Write out the full listing again, exactly as it stands.

» **Data rows**
>> BEGIN
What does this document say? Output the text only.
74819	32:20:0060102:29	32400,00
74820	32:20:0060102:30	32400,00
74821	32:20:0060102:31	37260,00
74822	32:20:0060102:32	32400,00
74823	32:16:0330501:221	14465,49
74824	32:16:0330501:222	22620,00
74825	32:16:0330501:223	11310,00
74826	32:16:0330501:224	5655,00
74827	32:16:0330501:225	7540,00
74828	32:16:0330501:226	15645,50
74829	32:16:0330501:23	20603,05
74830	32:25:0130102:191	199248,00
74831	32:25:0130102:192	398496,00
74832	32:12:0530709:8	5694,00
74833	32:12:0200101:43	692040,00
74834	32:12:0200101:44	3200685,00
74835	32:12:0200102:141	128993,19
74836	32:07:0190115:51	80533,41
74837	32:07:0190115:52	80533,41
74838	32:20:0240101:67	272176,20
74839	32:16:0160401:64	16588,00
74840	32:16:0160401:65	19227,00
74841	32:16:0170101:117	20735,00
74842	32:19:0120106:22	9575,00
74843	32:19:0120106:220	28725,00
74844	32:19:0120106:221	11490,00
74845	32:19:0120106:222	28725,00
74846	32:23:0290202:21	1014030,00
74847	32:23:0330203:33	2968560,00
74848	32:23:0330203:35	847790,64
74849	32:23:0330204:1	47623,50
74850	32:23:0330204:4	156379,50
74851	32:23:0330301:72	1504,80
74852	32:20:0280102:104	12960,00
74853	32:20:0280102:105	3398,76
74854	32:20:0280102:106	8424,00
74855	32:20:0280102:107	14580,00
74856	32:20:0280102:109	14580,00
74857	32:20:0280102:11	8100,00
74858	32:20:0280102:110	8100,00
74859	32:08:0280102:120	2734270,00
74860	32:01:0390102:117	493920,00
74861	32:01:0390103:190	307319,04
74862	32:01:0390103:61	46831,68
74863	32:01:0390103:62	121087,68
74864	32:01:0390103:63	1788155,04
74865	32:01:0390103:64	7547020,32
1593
>> END
» **Response to the task**
What does this document say? Output the text only.
74819	32:20:0060102:29	32400,00
74820	32:20:0060102:30	32400,00
74821	32:20:0060102:31	37260,00
74822	32:20:0060102:32	32400,00
74823	32:16:0330501:221	14465,49
74824	32:16:0330501:222	22620,00
74825	32:16:0330501:223	11310,00
74826	32:16:0330501:224	5655,00
74827	32:16:0330501:225	7540,00
74828	32:16:0330501:226	15645,50
74829	32:16:0330501:23	20603,05
74830	32:25:0130102:191	199248,00
74831	32:25:0130102:192	398496,00
74832	32:12:0530709:8	5694,00
74833	32:12:0200101:43	692040,00
74834	32:12:0200101:44	3200685,00
74835	32:12:0200102:141	128993,19
74836	32:07:0190115:51	80533,41
74837	32:07:0190115:52	80533,41
74838	32:20:0240101:67	272176,20
74839	32:16:0160401:64	16588,00
74840	32:16:0160401:65	19227,00
74841	32:16:0170101:117	20735,00
74842	32:19:0120106:22	9575,00
74843	32:19:0120106:220	28725,00
74844	32:19:0120106:221	11490,00
74845	32:19:0120106:222	28725,00
74846	32:23:0290202:21	1014030,00
74847	32:23:0330203:33	2968560,00
74848	32:23:0330203:35	847790,64
74849	32:23:0330204:1	47623,50
74850	32:23:0330204:4	156379,50
74851	32:23:0330301:72	1504,80
74852	32:20:0280102:104	12960,00
74853	32:20:0280102:105	3398,76
74854	32:20:0280102:106	8424,00
74855	32:20:0280102:107	14580,00
74856	32:20:0280102:109	14580,00
74857	32:20:0280102:11	8100,00
74858	32:20:0280102:110	8100,00
74859	32:08:0280102:120	2734270,00
74860	32:01:0390102:117	493920,00
74861	32:01:0390103:190	307319,04
74862	32:01:0390103:61	46831,68
74863	32:01:0390103:62	121087,68
74864	32:01:0390103:63	1788155,04
74865	32:01:0390103:64	7547020,32
1593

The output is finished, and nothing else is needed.